** start of STORED DATA **

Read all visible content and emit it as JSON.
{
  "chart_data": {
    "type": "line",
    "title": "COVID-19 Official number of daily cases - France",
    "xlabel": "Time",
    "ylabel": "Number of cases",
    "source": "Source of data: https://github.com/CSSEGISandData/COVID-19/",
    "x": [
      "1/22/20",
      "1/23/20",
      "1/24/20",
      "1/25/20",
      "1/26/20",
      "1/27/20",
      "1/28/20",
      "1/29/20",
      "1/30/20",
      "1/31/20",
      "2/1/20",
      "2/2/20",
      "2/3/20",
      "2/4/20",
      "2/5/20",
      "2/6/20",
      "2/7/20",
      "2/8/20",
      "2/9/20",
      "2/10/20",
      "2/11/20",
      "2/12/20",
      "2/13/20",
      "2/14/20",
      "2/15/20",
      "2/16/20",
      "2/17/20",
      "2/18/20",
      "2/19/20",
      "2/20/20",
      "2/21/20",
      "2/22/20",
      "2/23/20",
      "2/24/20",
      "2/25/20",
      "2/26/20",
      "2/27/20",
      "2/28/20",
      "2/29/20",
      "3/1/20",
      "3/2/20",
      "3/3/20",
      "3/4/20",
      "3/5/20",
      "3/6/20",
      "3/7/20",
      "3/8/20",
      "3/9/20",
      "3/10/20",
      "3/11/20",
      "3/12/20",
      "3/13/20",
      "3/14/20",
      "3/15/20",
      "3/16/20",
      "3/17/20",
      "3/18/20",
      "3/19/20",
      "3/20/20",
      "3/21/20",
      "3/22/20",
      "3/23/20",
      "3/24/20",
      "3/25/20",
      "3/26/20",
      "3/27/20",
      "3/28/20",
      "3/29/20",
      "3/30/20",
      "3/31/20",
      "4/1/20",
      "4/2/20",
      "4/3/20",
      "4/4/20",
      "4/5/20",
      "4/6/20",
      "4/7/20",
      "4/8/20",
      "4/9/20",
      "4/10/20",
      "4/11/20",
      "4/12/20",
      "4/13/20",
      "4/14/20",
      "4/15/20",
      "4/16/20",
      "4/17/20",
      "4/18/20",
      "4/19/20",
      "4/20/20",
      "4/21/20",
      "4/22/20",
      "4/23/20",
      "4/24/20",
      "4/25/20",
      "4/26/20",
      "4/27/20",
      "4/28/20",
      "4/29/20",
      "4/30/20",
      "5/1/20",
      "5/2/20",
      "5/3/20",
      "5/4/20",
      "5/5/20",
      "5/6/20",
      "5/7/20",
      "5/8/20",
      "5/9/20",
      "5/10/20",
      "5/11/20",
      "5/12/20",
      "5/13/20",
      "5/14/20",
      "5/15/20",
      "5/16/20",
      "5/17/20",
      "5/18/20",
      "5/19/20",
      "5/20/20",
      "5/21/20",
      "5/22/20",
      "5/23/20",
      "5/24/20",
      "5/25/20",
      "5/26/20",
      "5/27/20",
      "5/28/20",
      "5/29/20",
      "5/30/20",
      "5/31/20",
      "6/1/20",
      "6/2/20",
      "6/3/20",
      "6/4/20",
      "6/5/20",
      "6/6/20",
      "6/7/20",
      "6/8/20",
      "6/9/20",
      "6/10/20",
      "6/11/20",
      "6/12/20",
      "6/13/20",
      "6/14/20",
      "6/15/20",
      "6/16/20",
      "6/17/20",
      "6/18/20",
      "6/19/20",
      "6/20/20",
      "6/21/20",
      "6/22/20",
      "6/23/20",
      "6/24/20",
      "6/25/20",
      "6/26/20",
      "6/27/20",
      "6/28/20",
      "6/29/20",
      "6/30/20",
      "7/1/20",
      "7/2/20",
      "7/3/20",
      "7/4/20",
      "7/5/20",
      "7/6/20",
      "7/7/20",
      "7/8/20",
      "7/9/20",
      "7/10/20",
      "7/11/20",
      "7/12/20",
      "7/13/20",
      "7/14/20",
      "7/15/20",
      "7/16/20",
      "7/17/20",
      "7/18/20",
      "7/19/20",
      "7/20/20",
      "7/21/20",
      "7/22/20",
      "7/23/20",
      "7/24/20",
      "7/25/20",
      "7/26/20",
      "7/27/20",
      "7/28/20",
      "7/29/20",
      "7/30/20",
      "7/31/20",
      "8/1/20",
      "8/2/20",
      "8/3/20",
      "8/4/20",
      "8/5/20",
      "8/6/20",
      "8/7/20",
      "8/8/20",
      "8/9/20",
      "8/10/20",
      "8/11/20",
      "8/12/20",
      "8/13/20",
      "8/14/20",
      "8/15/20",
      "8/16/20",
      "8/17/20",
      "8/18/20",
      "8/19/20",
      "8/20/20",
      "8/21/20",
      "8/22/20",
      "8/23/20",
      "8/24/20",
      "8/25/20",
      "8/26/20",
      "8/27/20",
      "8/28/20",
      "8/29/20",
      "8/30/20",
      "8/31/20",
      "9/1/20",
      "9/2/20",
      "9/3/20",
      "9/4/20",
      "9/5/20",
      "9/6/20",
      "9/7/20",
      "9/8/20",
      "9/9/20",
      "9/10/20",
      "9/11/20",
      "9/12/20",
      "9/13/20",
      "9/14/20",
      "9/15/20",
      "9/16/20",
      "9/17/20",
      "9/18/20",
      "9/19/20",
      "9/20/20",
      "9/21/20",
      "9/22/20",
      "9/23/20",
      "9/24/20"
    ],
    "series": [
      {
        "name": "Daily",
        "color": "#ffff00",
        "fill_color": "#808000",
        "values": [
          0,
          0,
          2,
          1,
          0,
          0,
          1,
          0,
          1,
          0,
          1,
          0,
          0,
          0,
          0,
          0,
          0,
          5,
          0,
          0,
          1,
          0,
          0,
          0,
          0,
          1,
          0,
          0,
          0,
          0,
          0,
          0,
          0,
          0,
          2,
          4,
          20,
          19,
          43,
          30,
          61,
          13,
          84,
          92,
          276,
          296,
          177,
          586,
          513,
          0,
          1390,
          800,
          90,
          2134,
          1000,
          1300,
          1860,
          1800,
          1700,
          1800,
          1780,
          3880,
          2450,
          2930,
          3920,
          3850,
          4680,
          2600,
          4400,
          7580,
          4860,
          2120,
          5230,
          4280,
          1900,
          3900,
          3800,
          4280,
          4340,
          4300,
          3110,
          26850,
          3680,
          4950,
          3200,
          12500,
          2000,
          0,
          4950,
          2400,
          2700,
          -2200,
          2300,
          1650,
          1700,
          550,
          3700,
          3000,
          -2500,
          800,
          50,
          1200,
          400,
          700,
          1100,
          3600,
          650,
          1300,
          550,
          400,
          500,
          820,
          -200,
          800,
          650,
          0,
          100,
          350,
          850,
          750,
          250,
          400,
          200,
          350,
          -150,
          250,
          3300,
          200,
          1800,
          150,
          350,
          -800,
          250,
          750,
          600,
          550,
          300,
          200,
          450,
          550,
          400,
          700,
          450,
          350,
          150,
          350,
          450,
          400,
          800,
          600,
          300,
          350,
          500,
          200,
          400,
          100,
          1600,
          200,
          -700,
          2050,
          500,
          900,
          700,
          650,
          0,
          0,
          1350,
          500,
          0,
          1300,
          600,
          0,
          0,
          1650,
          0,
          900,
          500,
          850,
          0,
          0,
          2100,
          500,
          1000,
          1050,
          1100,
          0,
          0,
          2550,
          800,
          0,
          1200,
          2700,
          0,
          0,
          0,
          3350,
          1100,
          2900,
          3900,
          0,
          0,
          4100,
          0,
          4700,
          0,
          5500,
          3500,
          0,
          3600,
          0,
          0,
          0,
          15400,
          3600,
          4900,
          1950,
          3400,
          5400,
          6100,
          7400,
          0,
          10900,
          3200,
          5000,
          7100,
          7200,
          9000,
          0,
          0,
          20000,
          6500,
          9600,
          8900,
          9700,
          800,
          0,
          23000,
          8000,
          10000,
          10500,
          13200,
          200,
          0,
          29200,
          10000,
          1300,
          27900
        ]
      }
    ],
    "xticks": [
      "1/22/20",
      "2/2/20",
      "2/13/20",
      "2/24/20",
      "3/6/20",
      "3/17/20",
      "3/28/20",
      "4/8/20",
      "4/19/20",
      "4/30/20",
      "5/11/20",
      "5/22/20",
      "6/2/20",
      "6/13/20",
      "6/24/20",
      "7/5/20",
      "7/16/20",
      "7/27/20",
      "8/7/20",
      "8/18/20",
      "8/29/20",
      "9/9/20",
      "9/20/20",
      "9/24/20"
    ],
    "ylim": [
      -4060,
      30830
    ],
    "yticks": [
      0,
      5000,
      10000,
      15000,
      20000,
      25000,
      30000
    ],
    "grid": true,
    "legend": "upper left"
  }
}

** end of STORED DATA **

Check every line of the data above for the string "COVID", and copy those that have it.

• ANSWER TO THIS TASK:
    "title": "COVID-19 Official number of daily cases - France",
    "source": "Source of data: https://github.com/CSSEGISandData/COVID-19/",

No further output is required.